-- EXERCISE INPUT --
--- START ---

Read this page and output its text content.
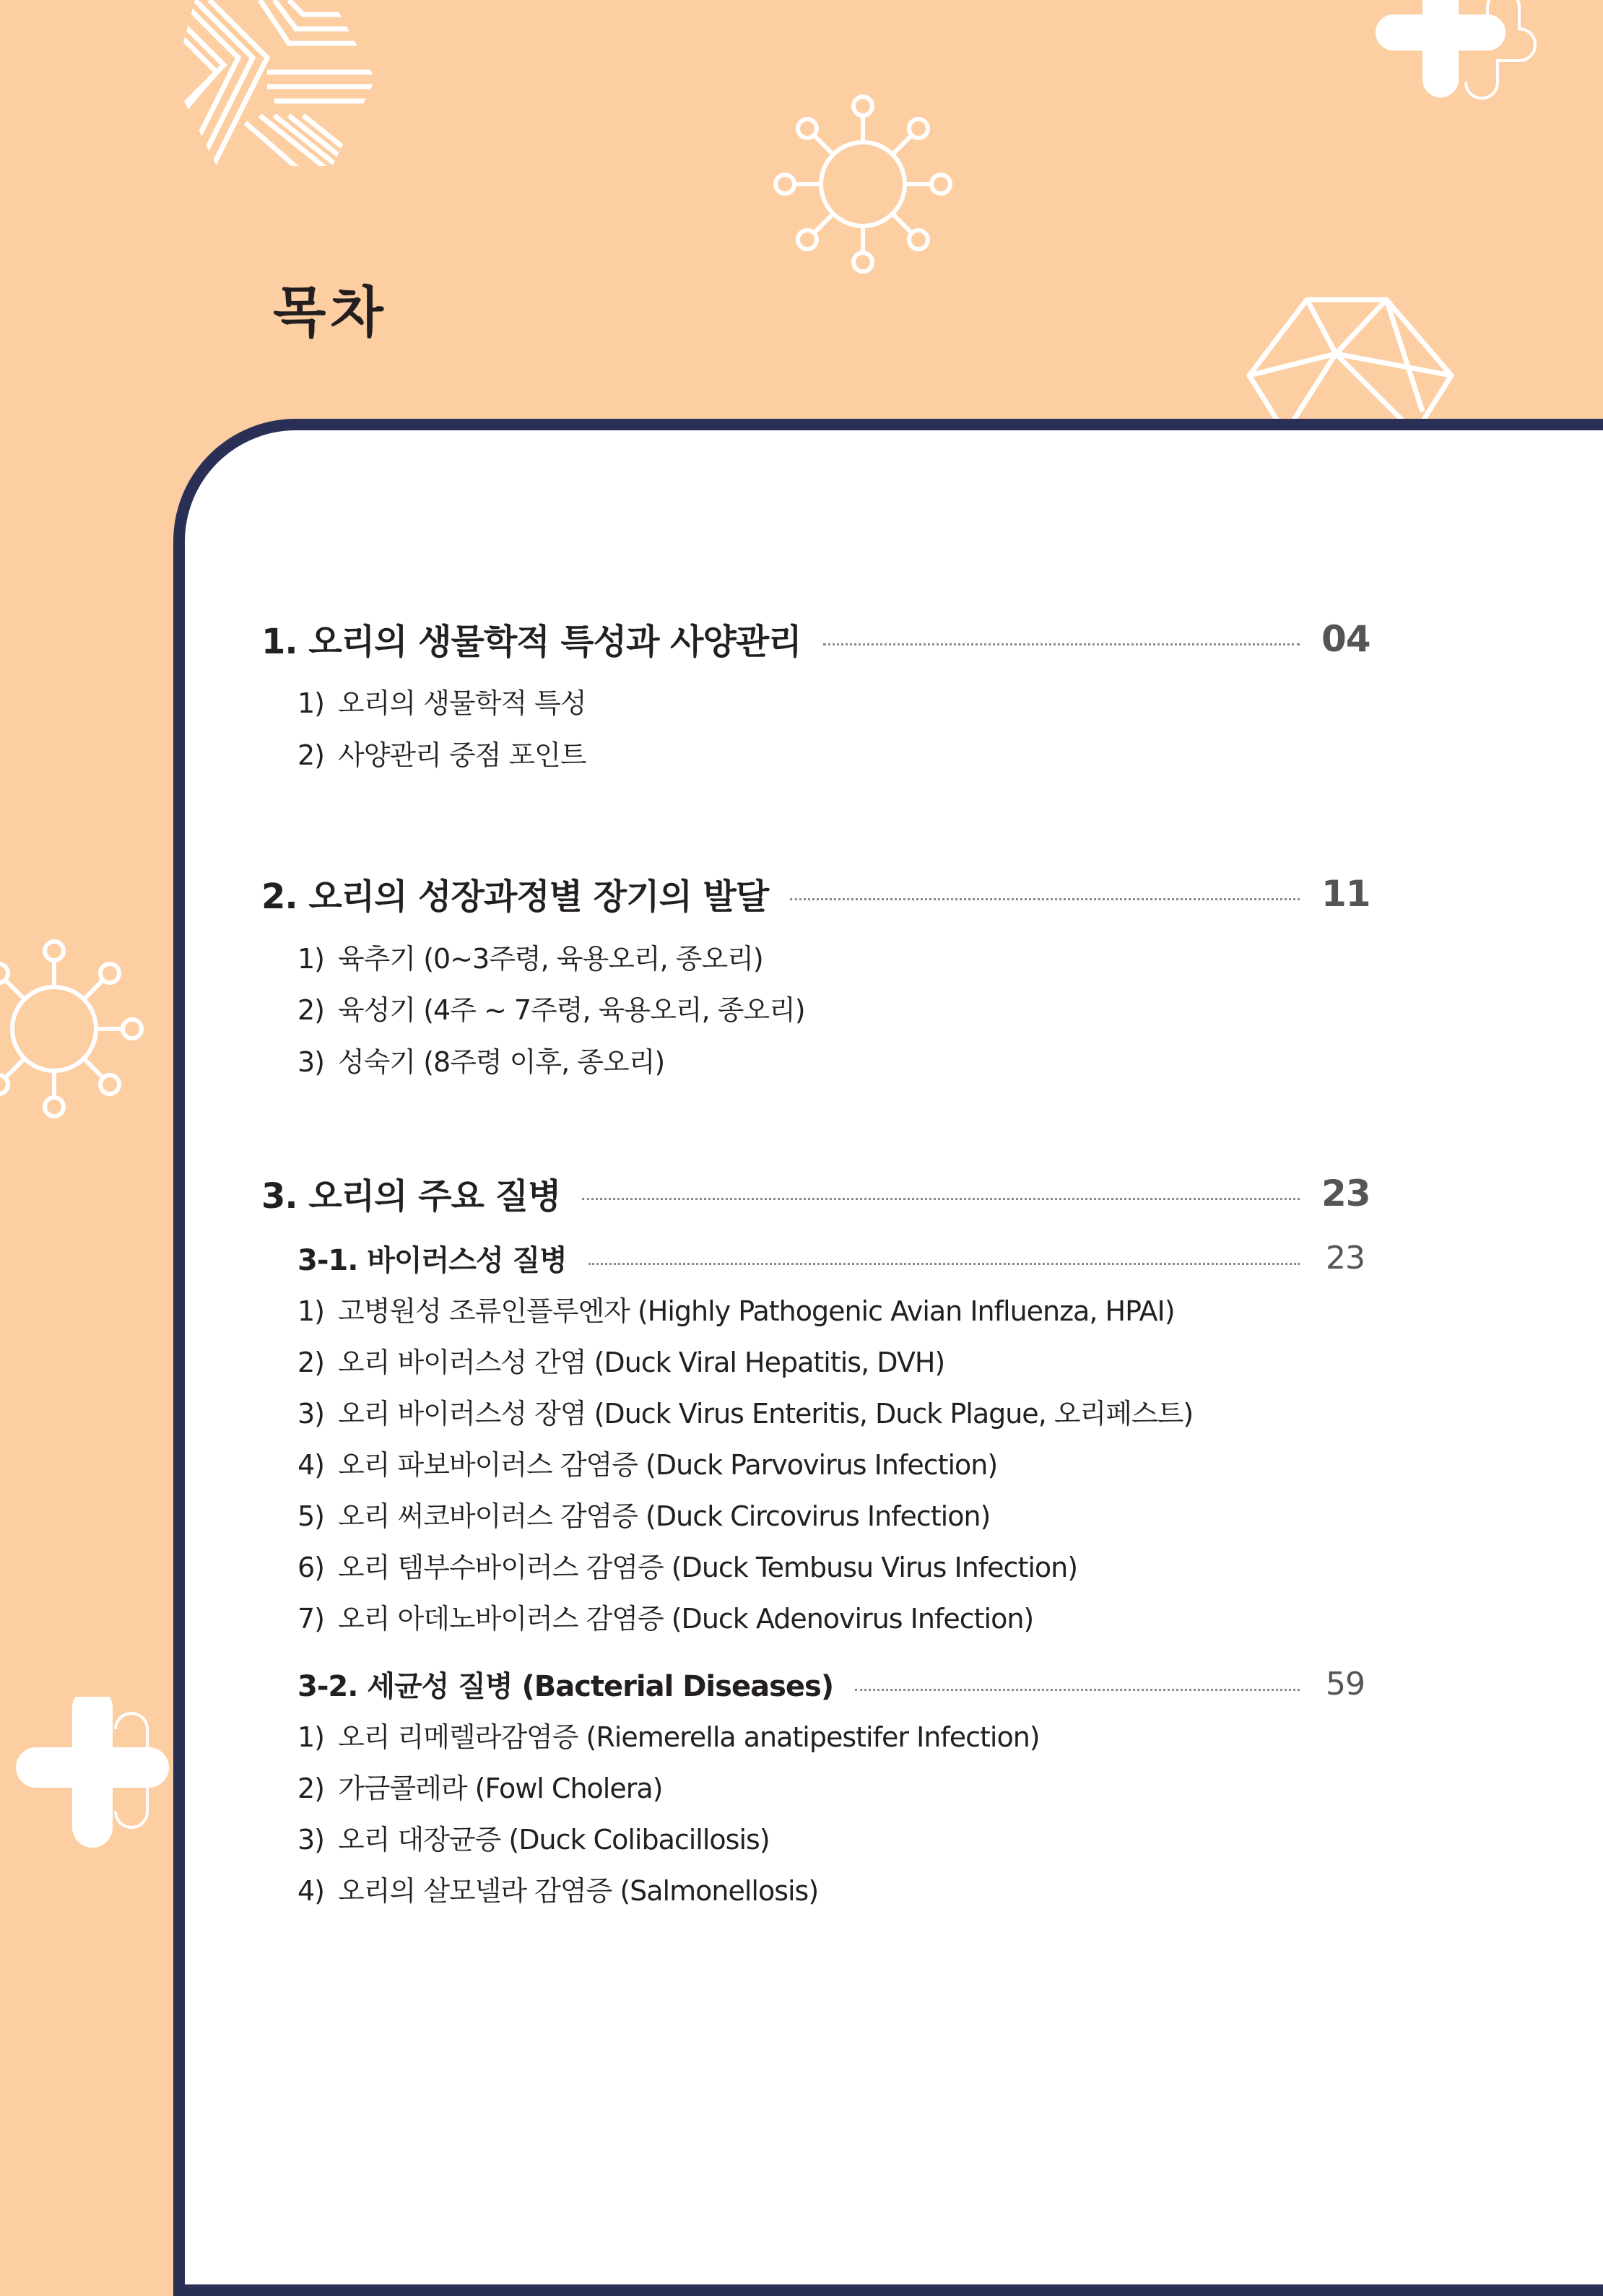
목차
1. 오리의 생물학적 특성과 사양관리	04
1) 오리의 생물학적 특성
2) 사양관리 중점 포인트
2. 오리의 성장과정별 장기의 발달	11
1) 육추기 (0~3주령, 육용오리, 종오리)
2) 육성기 (4주 ~ 7주령, 육용오리, 종오리)
3) 성숙기 (8주령 이후, 종오리)
3. 오리의 주요 질병	23
3-1. 바이러스성 질병	23
1) 고병원성 조류인플루엔자 (Highly Pathogenic Avian Influenza, HPAI)
2) 오리 바이러스성 간염 (Duck Viral Hepatitis, DVH)
3) 오리 바이러스성 장염 (Duck Virus Enteritis, Duck Plague, 오리페스트)
4) 오리 파보바이러스 감염증 (Duck Parvovirus Infection)
5) 오리 써코바이러스 감염증 (Duck Circovirus Infection)
6) 오리 템부수바이러스 감염증 (Duck Tembusu Virus Infection)
7) 오리 아데노바이러스 감염증 (Duck Adenovirus Infection)
3-2. 세균성 질병 (Bacterial Diseases)	59
1) 오리 리메렐라감염증 (Riemerella anatipestifer Infection)
2) 가금콜레라 (Fowl Cholera)
3) 오리 대장균증 (Duck Colibacillosis)
4) 오리의 살모넬라 감염증 (Salmonellosis)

--- END ---

-- TASK PROMPT --
Would you output all of the entries above exactly, keeping the pictures out?

-- PROBLEM SOLUTION --
Read this page and output its text content.
목차
1. 오리의 생물학적 특성과 사양관리	04
1) 오리의 생물학적 특성
2) 사양관리 중점 포인트
2. 오리의 성장과정별 장기의 발달	11
1) 육추기 (0~3주령, 육용오리, 종오리)
2) 육성기 (4주 ~ 7주령, 육용오리, 종오리)
3) 성숙기 (8주령 이후, 종오리)
3. 오리의 주요 질병	23
3-1. 바이러스성 질병	23
1) 고병원성 조류인플루엔자 (Highly Pathogenic Avian Influenza, HPAI)
2) 오리 바이러스성 간염 (Duck Viral Hepatitis, DVH)
3) 오리 바이러스성 장염 (Duck Virus Enteritis, Duck Plague, 오리페스트)
4) 오리 파보바이러스 감염증 (Duck Parvovirus Infection)
5) 오리 써코바이러스 감염증 (Duck Circovirus Infection)
6) 오리 템부수바이러스 감염증 (Duck Tembusu Virus Infection)
7) 오리 아데노바이러스 감염증 (Duck Adenovirus Infection)
3-2. 세균성 질병 (Bacterial Diseases)	59
1) 오리 리메렐라감염증 (Riemerella anatipestifer Infection)
2) 가금콜레라 (Fowl Cholera)
3) 오리 대장균증 (Duck Colibacillosis)
4) 오리의 살모넬라 감염증 (Salmonellosis)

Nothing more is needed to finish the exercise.